Saved data entries:
····················
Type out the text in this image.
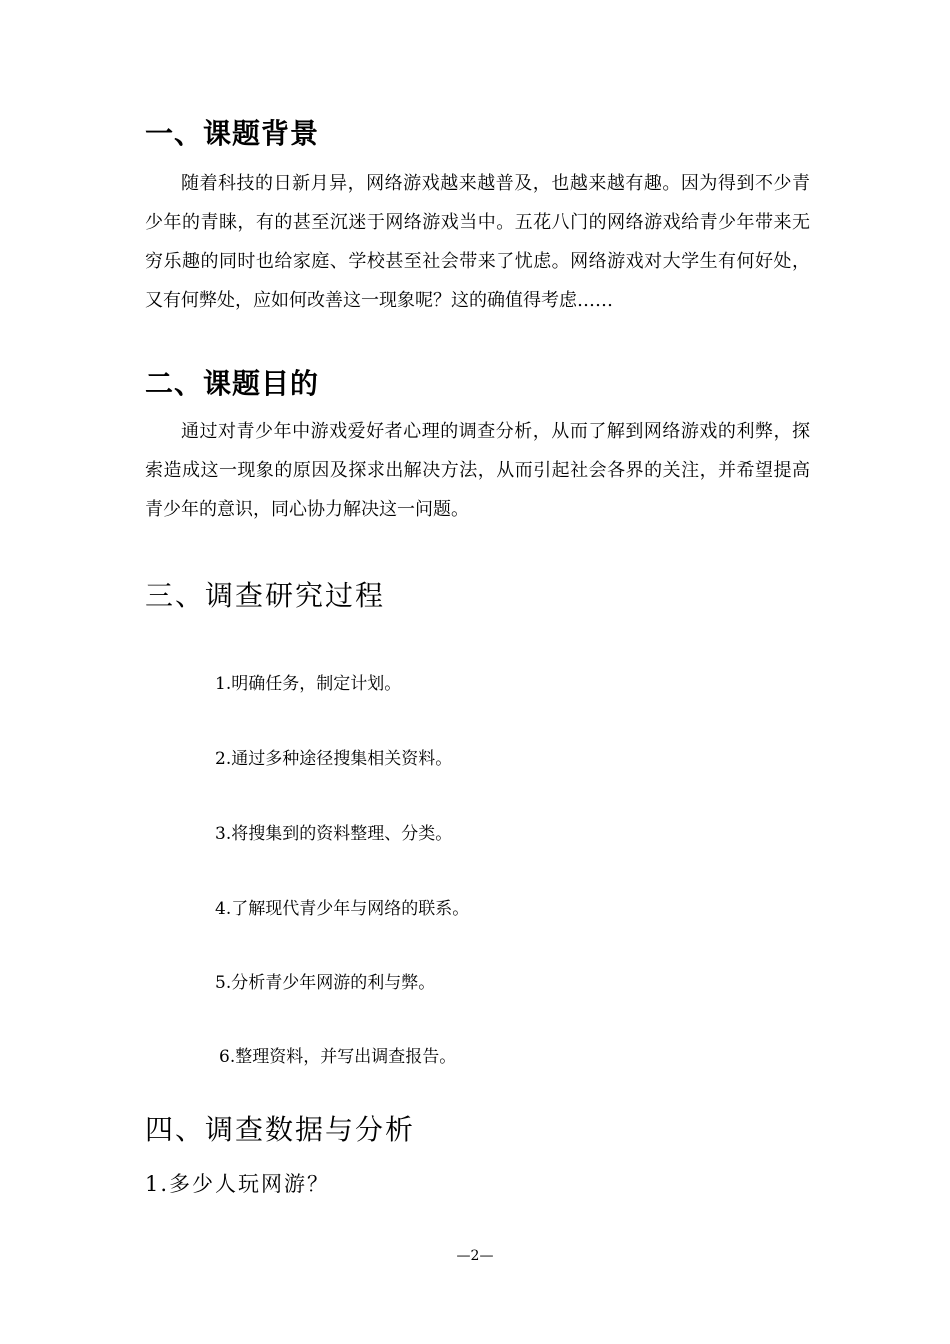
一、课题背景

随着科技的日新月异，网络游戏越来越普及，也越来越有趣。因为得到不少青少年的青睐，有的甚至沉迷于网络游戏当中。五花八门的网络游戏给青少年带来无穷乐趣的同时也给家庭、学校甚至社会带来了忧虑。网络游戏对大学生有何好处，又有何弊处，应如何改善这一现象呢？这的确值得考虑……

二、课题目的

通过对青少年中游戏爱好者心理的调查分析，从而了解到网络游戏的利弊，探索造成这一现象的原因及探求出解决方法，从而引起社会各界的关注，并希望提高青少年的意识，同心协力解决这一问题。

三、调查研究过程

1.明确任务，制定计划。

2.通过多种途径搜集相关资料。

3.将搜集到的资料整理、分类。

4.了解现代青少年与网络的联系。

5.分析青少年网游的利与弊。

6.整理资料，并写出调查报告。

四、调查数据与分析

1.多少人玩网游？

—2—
····················
• [Set problem] The pictures should not appear in the copy; every other part of the records above must be returned exactly.

• [Correct result]
Type out the text in this image.
一、课题背景

随着科技的日新月异，网络游戏越来越普及，也越来越有趣。因为得到不少青少年的青睐，有的甚至沉迷于网络游戏当中。五花八门的网络游戏给青少年带来无穷乐趣的同时也给家庭、学校甚至社会带来了忧虑。网络游戏对大学生有何好处，又有何弊处，应如何改善这一现象呢？这的确值得考虑……

二、课题目的

通过对青少年中游戏爱好者心理的调查分析，从而了解到网络游戏的利弊，探索造成这一现象的原因及探求出解决方法，从而引起社会各界的关注，并希望提高青少年的意识，同心协力解决这一问题。

三、调查研究过程

1.明确任务，制定计划。

2.通过多种途径搜集相关资料。

3.将搜集到的资料整理、分类。

4.了解现代青少年与网络的联系。

5.分析青少年网游的利与弊。

6.整理资料，并写出调查报告。

四、调查数据与分析

1.多少人玩网游？

—2—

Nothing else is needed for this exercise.